Provided information:
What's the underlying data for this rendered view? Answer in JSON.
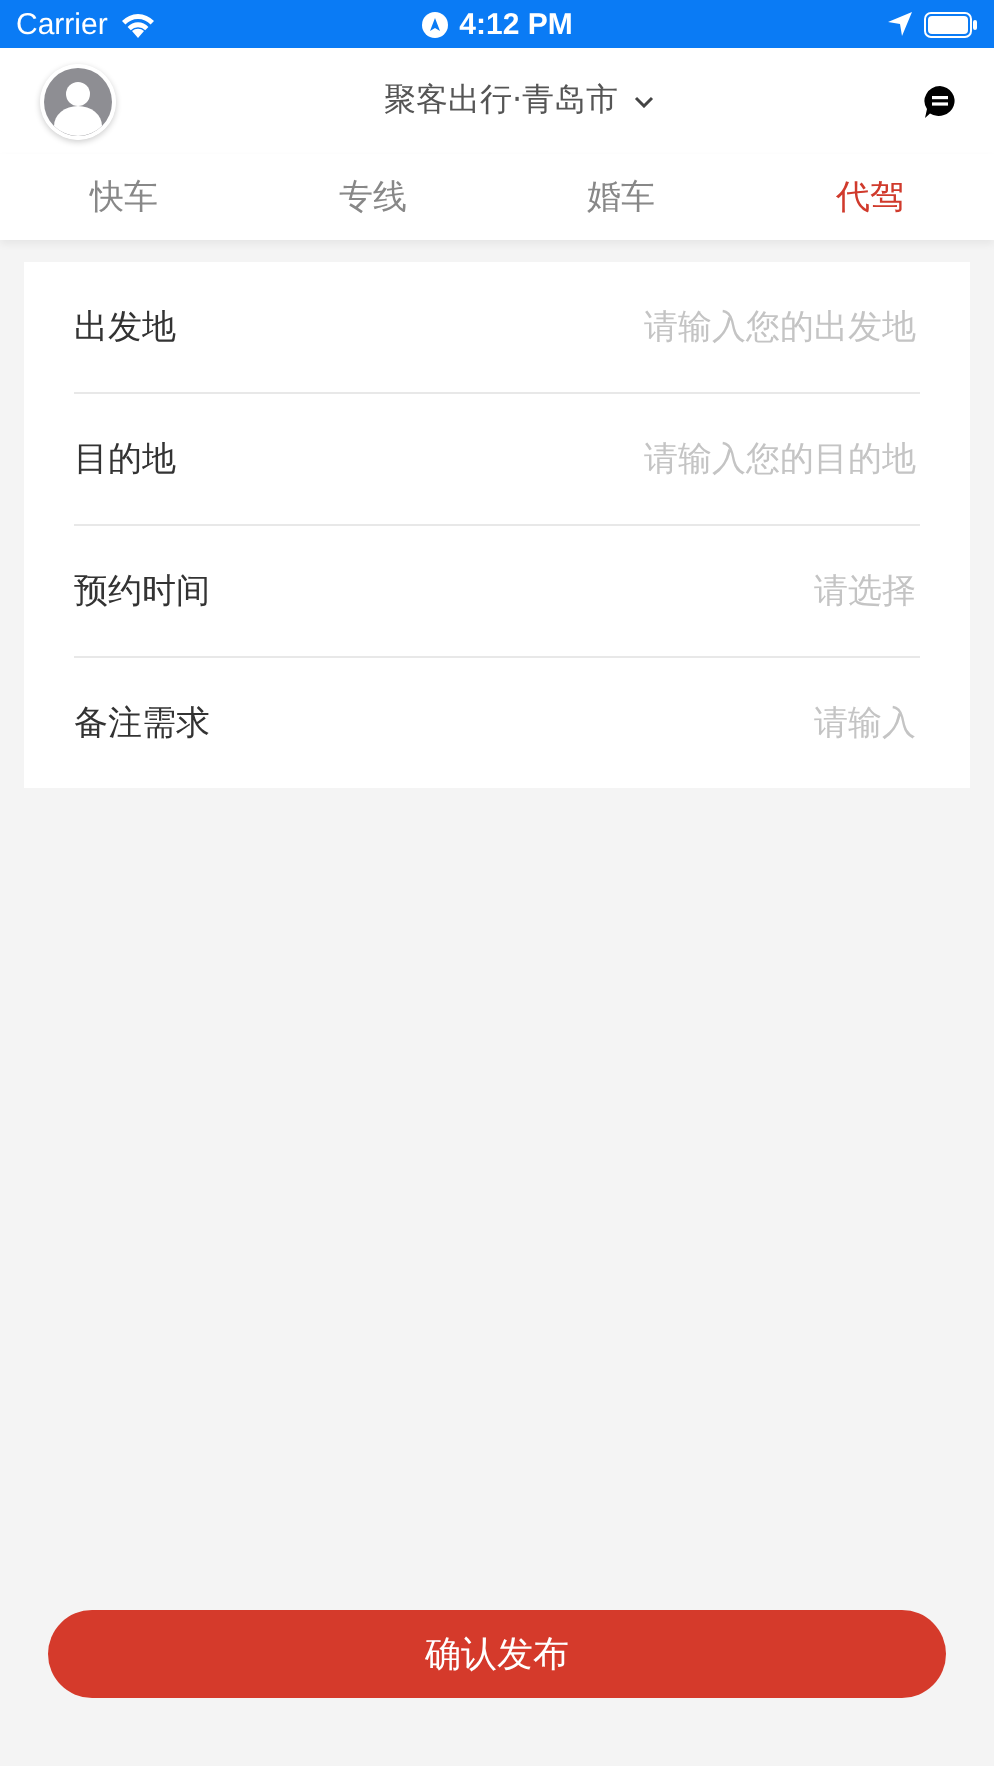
{
  "status_bar": {
    "carrier": "Carrier",
    "time": "4:12 PM"
  },
  "header": {
    "title": "聚客出行·青岛市"
  },
  "tabs": [
    {
      "label": "快车",
      "selected": false
    },
    {
      "label": "专线",
      "selected": false
    },
    {
      "label": "婚车",
      "selected": false
    },
    {
      "label": "代驾",
      "selected": true
    }
  ],
  "form": [
    {
      "label": "出发地",
      "placeholder": "请输入您的出发地"
    },
    {
      "label": "目的地",
      "placeholder": "请输入您的目的地"
    },
    {
      "label": "预约时间",
      "placeholder": "请选择"
    },
    {
      "label": "备注需求",
      "placeholder": "请输入"
    }
  ],
  "submit_button": "确认发布"
}
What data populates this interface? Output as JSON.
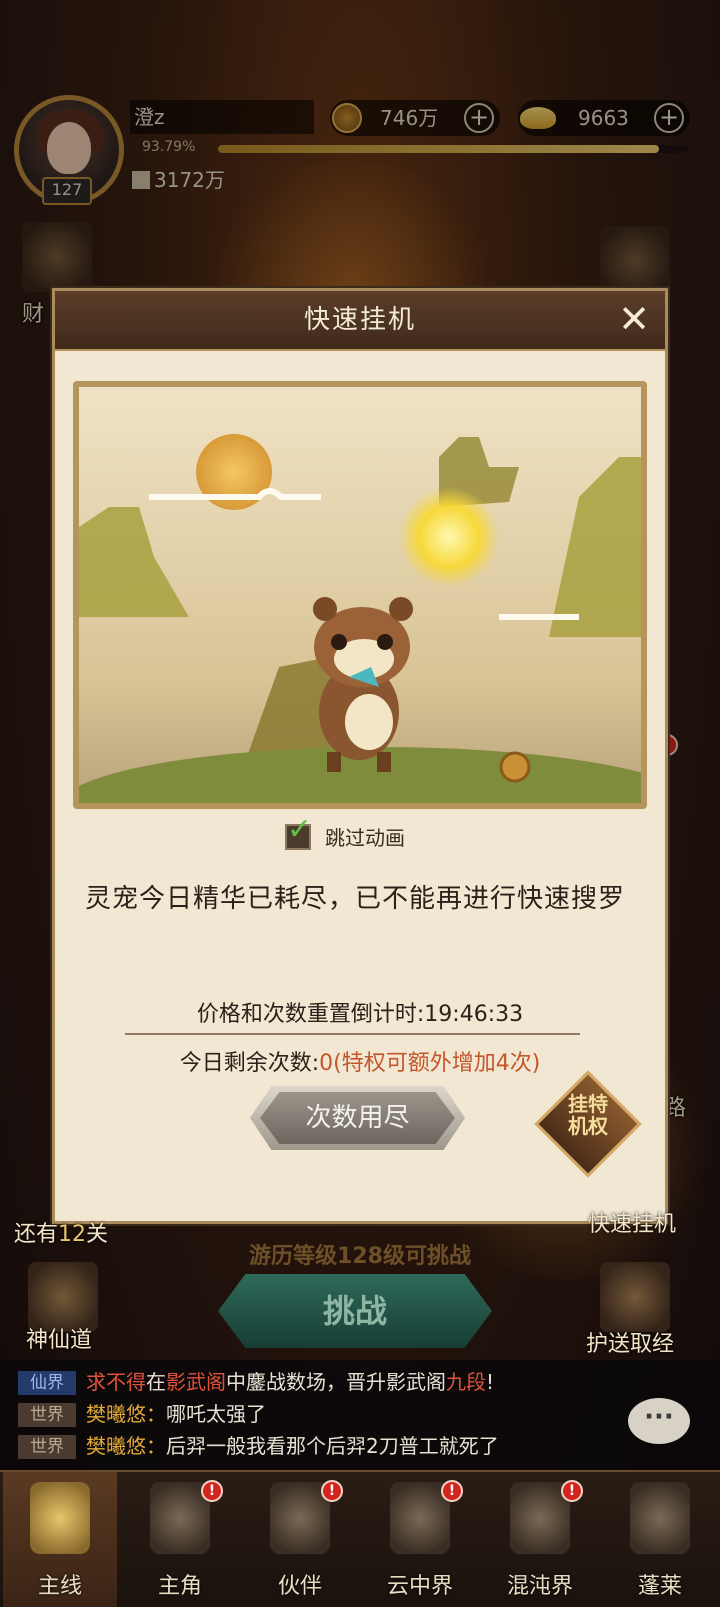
{
  "player": {
    "name": "澄z",
    "level": "127",
    "exp_percent": "93.79%",
    "exp_fraction": 0.9379,
    "power": "3172万"
  },
  "resources": {
    "copper": "746万",
    "gold": "9663"
  },
  "side_labels": {
    "left_top": "财",
    "right_stage": "还有",
    "stage_count": "12",
    "stage_suffix": "关",
    "quick_idle": "快速挂机",
    "road": "路",
    "immortal_path": "神仙道",
    "escort": "护送取经"
  },
  "dialog": {
    "title": "快速挂机",
    "close_label": "✕",
    "skip_animation_label": "跳过动画",
    "skip_animation_checked": true,
    "message": "灵宠今日精华已耗尽，已不能再进行快速搜罗",
    "timer_label": "价格和次数重置倒计时:",
    "timer_value": "19:46:33",
    "remaining_label": "今日剩余次数:",
    "remaining_value": "0",
    "remaining_extra": "(特权可额外增加4次)",
    "button_label": "次数用尽",
    "privilege_label_1": "挂",
    "privilege_label_2": "特",
    "privilege_label_3": "机",
    "privilege_label_4": "权"
  },
  "challenge": {
    "hint": "游历等级128级可挑战",
    "button_label": "挑战"
  },
  "chat": {
    "lines": [
      {
        "channel": "仙界",
        "speaker": "求不得",
        "text_1": "在",
        "place": "影武阁",
        "text_2": "中鏖战数场，晋升影武阁",
        "rank": "九段",
        "text_3": "!"
      },
      {
        "channel": "世界",
        "speaker": "樊曦悠",
        "text": "哪吒太强了"
      },
      {
        "channel": "世界",
        "speaker": "樊曦悠",
        "text": "后羿一般我看那个后羿2刀普工就死了"
      }
    ],
    "button_label": "···"
  },
  "nav": {
    "items": [
      {
        "label": "主线",
        "badge": false
      },
      {
        "label": "主角",
        "badge": true
      },
      {
        "label": "伙伴",
        "badge": true
      },
      {
        "label": "云中界",
        "badge": true
      },
      {
        "label": "混沌界",
        "badge": true
      },
      {
        "label": "蓬莱",
        "badge": false
      }
    ]
  },
  "colors": {
    "accent_gold": "#b8893a",
    "dialog_bg": "#f1e7d3",
    "highlight_red": "#c5562a",
    "challenge_teal": "#2f6a5a"
  }
}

Written problem: Using the records above, copy each line that contains "this".

Finished exercise:
What's the underlying data for this rendered view? Answer in JSON.
What data populates this interface? Output as JSON.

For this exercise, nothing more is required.